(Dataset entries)
-- START --

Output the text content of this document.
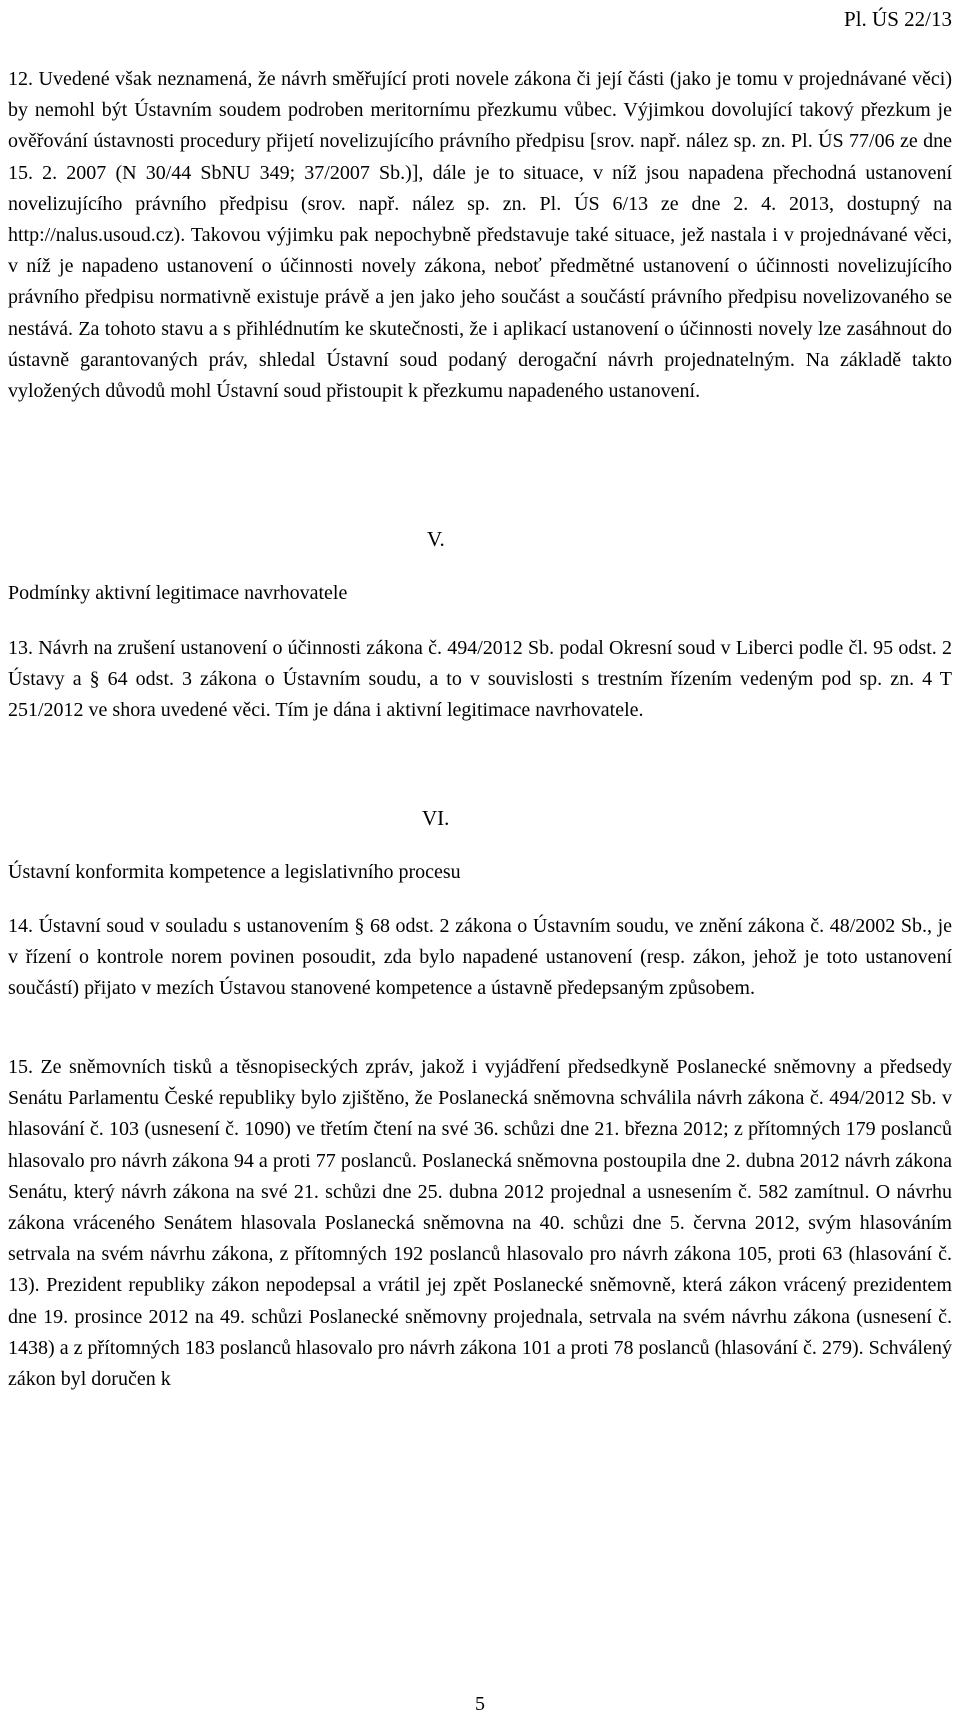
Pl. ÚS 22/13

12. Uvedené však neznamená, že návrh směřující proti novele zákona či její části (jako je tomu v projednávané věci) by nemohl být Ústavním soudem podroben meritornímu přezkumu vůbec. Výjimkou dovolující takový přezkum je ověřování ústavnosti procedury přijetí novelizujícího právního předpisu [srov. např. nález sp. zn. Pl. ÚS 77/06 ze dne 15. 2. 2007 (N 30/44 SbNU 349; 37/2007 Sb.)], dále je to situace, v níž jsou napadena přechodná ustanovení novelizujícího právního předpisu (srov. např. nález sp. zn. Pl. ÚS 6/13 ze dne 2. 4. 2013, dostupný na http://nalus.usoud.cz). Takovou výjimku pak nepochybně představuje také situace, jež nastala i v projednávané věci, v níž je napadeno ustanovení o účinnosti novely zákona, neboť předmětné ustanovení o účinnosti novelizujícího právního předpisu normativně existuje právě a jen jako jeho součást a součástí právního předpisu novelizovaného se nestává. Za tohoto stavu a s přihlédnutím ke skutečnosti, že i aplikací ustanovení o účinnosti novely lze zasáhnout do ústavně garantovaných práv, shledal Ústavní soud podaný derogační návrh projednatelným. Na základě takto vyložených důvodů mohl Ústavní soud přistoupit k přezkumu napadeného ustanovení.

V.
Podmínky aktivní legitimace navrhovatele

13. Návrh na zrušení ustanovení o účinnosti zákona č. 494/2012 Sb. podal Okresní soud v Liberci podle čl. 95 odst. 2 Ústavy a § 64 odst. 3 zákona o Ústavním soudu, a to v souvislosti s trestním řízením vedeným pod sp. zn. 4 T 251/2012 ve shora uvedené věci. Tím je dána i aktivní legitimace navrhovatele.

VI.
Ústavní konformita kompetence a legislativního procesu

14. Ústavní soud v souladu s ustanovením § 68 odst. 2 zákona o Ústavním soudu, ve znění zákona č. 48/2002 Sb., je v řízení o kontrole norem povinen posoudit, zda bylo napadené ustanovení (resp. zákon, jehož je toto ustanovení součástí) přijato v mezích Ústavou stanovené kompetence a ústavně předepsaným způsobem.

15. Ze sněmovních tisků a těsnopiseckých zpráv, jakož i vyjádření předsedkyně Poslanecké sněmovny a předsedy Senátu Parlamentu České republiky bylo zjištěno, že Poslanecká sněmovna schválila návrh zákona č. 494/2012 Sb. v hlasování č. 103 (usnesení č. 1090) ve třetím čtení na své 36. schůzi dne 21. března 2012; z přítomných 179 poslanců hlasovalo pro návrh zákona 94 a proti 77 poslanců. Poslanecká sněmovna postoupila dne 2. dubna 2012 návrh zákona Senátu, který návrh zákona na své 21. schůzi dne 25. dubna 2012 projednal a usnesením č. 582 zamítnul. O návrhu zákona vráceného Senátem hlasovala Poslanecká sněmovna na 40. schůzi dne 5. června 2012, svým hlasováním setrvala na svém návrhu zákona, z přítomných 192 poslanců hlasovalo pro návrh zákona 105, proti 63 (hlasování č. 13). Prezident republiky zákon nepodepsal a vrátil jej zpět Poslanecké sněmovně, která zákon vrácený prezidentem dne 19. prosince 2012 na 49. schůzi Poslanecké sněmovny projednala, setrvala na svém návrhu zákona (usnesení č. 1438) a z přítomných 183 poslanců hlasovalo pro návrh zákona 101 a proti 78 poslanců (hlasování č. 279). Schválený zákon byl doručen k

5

-- END --
-- START --

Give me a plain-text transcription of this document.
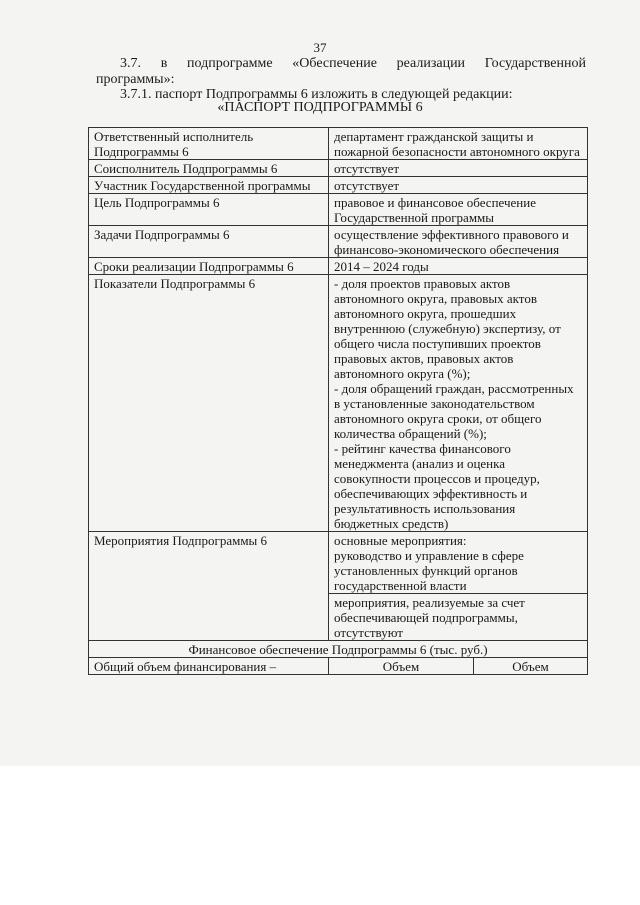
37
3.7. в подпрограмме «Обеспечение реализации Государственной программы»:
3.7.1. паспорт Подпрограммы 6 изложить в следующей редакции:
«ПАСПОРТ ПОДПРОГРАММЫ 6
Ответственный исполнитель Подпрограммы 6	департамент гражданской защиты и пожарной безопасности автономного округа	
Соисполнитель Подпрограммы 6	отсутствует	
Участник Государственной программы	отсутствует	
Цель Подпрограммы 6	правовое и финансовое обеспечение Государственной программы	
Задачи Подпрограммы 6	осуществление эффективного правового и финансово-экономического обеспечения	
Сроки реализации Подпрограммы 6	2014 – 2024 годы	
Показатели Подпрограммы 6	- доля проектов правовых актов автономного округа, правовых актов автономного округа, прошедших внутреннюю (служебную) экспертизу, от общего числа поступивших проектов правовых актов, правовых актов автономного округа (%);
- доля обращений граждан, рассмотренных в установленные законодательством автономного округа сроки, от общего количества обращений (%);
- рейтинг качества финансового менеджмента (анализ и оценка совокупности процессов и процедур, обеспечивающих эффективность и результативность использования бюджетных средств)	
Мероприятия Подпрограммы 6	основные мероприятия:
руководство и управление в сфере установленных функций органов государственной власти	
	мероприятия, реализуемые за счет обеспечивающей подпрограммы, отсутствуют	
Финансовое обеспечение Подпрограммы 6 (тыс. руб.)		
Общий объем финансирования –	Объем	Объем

-- END --

Tally the lines that hold the string "this" and state the total, nothing more.

▸ FULL ANSWER
2